## WRITTEN EXERCISE
The entries below are to be written out again without alteration.

## Saved data entries
▼

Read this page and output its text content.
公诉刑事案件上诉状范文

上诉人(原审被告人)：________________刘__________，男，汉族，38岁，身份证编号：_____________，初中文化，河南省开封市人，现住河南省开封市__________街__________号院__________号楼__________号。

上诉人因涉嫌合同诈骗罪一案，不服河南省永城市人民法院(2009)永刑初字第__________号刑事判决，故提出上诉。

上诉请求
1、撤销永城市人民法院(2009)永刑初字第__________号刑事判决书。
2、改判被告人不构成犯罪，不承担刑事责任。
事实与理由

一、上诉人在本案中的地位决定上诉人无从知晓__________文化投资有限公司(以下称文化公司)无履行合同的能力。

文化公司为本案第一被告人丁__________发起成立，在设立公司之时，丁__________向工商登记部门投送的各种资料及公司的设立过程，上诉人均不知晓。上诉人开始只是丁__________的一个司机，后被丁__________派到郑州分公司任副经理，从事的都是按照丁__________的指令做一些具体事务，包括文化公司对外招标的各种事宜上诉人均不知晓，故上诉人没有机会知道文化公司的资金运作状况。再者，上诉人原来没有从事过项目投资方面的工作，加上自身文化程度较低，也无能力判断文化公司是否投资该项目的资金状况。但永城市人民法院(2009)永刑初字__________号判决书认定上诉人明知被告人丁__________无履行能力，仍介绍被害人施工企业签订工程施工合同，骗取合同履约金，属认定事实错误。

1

▲

## WORKED SOLUTION
Read this page and output its text content.
公诉刑事案件上诉状范文

上诉人(原审被告人)：________________刘__________，男，汉族，38岁，身份证编号：_____________，初中文化，河南省开封市人，现住河南省开封市__________街__________号院__________号楼__________号。

上诉人因涉嫌合同诈骗罪一案，不服河南省永城市人民法院(2009)永刑初字第__________号刑事判决，故提出上诉。

上诉请求
1、撤销永城市人民法院(2009)永刑初字第__________号刑事判决书。
2、改判被告人不构成犯罪，不承担刑事责任。
事实与理由

一、上诉人在本案中的地位决定上诉人无从知晓__________文化投资有限公司(以下称文化公司)无履行合同的能力。

文化公司为本案第一被告人丁__________发起成立，在设立公司之时，丁__________向工商登记部门投送的各种资料及公司的设立过程，上诉人均不知晓。上诉人开始只是丁__________的一个司机，后被丁__________派到郑州分公司任副经理，从事的都是按照丁__________的指令做一些具体事务，包括文化公司对外招标的各种事宜上诉人均不知晓，故上诉人没有机会知道文化公司的资金运作状况。再者，上诉人原来没有从事过项目投资方面的工作，加上自身文化程度较低，也无能力判断文化公司是否投资该项目的资金状况。但永城市人民法院(2009)永刑初字__________号判决书认定上诉人明知被告人丁__________无履行能力，仍介绍被害人施工企业签订工程施工合同，骗取合同履约金，属认定事实错误。

1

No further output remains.